Aufgabe A:
Übersetze aus dem vorliegenden Text den Satz „X. als Alleineigentümerin der Parzelle Nr. 3821 schloss auf Abweisung.“ ins Englische.
Aufgabe B:
Nenne sämtliche Prozessparteien, die im vorliegenden Text mit ihrer Kurzbezeichnung genannt werden.

── Vorliegender Text

A.e Heute verfügen weder die Einstellhalle im Untergeschoss des Hauses A (= Nr.
21) noch das Haus B (= Nr. 21A) über eine Zufahrt zur P.-strasse.

B. Am 22. Juni 2007 klagten A. und B. sowie C. auf Einräumung eines
Notwegrechts. X. als Alleineigentümerin der Parzelle Nr. 3821 schloss auf
Abweisung. Die kantonalen Gerichte verneinten eine Wegenot für das Haus A (=
Nr. 21), hiessen die Klage hingegen für das Haus B (= Nr. 21A) gut und
bewilligten das Notwegrecht auf dem bestehenden Fahrweg gegen eine
Entschädigung von Fr. 5'000.-

C. X. (Beschwerdeführerin) beantragt dem Bundesgericht, die Klage abzuweisen.
A. und B. sowie C. (Beschwerdegegner) stellen die Begehren, auf die Beschwerde
nicht einzutreten, eventuell die Beschwerde abzuweisen. Das Bundesgericht hat
die Beschwerde an der öffentlichen Beratung vom 19. November 2009 gutgeheissen
und die Klage abgewiesen.
(Zusammenfassung)

────
── Dateneinträge

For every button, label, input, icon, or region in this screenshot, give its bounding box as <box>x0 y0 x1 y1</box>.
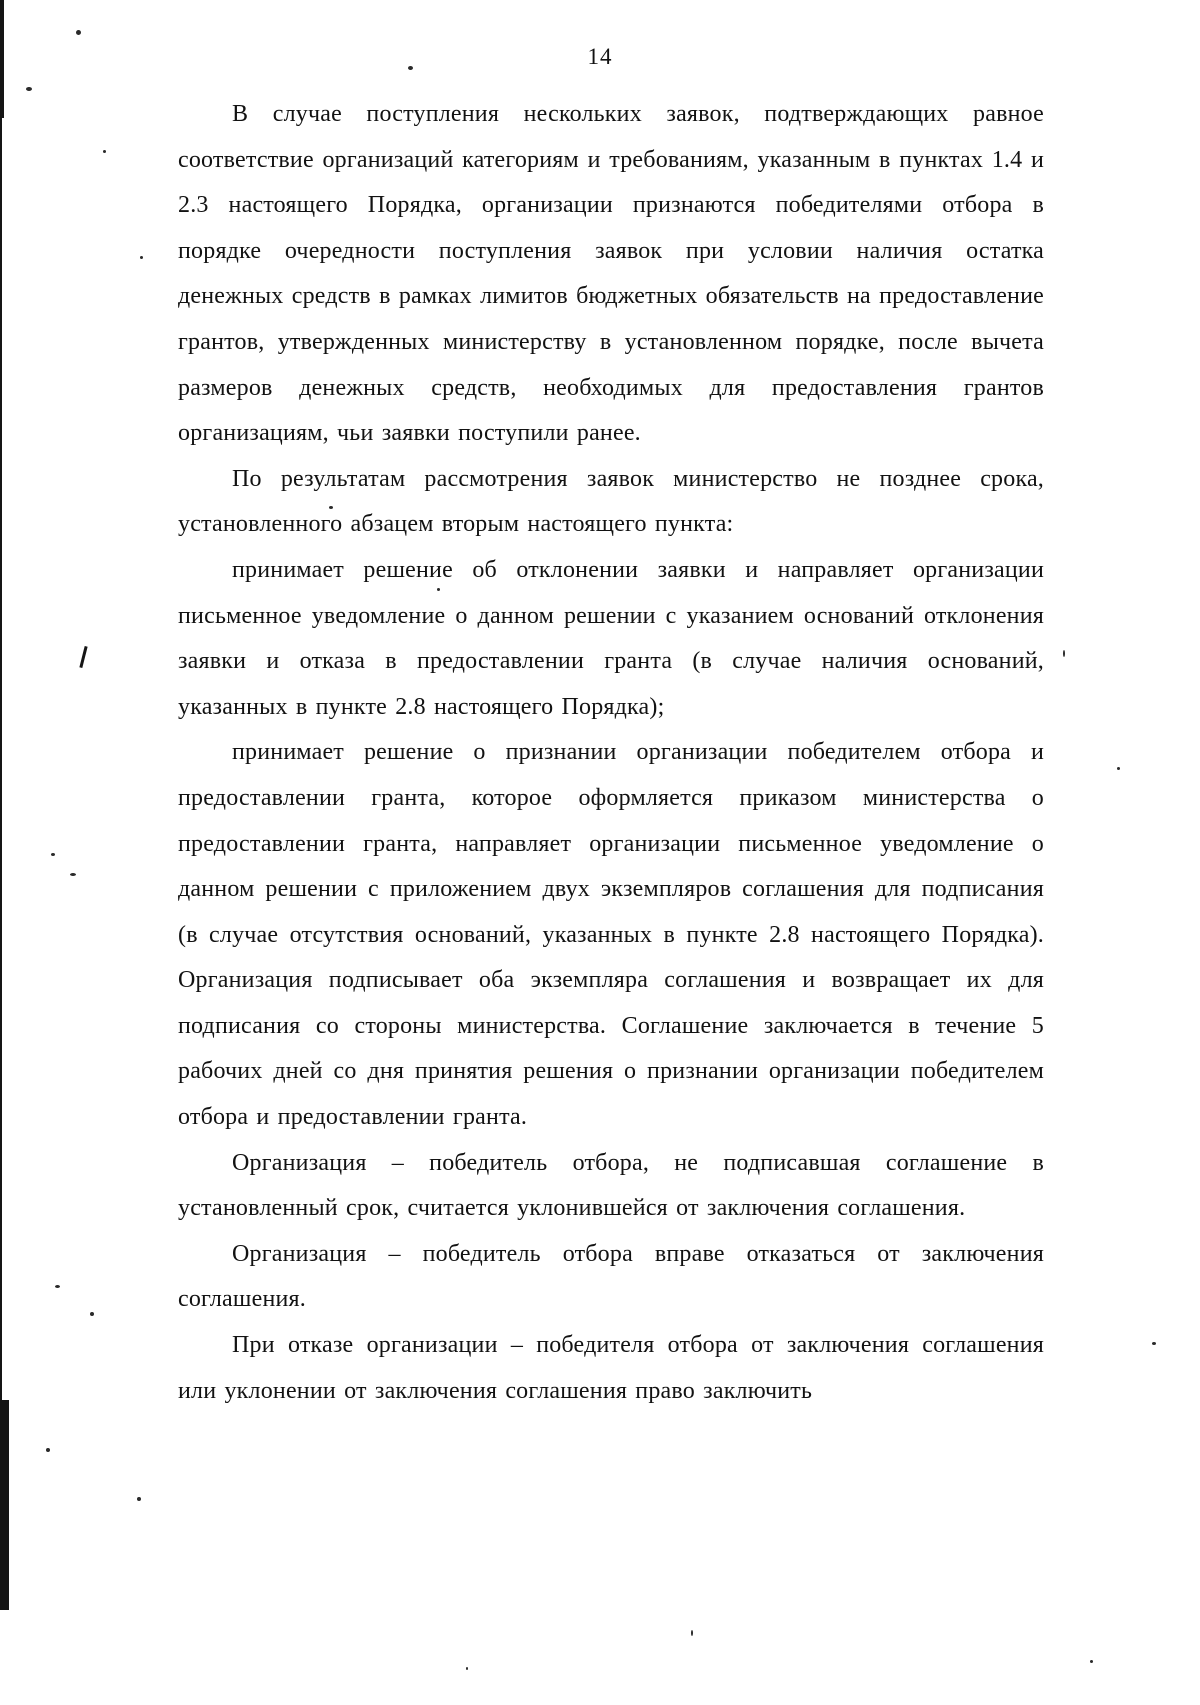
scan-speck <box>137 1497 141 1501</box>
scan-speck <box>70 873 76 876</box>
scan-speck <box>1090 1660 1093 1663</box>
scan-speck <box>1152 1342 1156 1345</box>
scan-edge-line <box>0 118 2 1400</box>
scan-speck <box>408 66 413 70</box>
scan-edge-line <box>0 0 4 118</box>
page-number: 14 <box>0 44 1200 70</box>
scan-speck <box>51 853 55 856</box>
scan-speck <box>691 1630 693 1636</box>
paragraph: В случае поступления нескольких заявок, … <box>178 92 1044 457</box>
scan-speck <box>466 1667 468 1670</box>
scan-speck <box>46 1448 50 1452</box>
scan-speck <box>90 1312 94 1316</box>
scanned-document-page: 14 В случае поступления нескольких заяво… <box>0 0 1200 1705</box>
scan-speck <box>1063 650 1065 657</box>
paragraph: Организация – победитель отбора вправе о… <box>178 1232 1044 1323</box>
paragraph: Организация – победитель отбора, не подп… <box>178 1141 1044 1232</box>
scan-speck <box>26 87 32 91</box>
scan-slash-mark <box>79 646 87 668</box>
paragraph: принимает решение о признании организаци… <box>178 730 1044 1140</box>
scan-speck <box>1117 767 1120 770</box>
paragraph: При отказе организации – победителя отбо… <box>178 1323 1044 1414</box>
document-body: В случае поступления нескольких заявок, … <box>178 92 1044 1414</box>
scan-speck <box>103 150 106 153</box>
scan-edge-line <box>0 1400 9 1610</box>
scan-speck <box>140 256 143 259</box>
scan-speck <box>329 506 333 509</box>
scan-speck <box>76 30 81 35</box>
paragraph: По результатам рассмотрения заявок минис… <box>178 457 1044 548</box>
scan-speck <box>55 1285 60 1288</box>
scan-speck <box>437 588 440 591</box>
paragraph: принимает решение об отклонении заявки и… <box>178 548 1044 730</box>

────

Richtige Antwort A:
X., as sole owner of parcel no. 3821, moved for dismissal.

Richtige Antwort B:
A., B., C., X.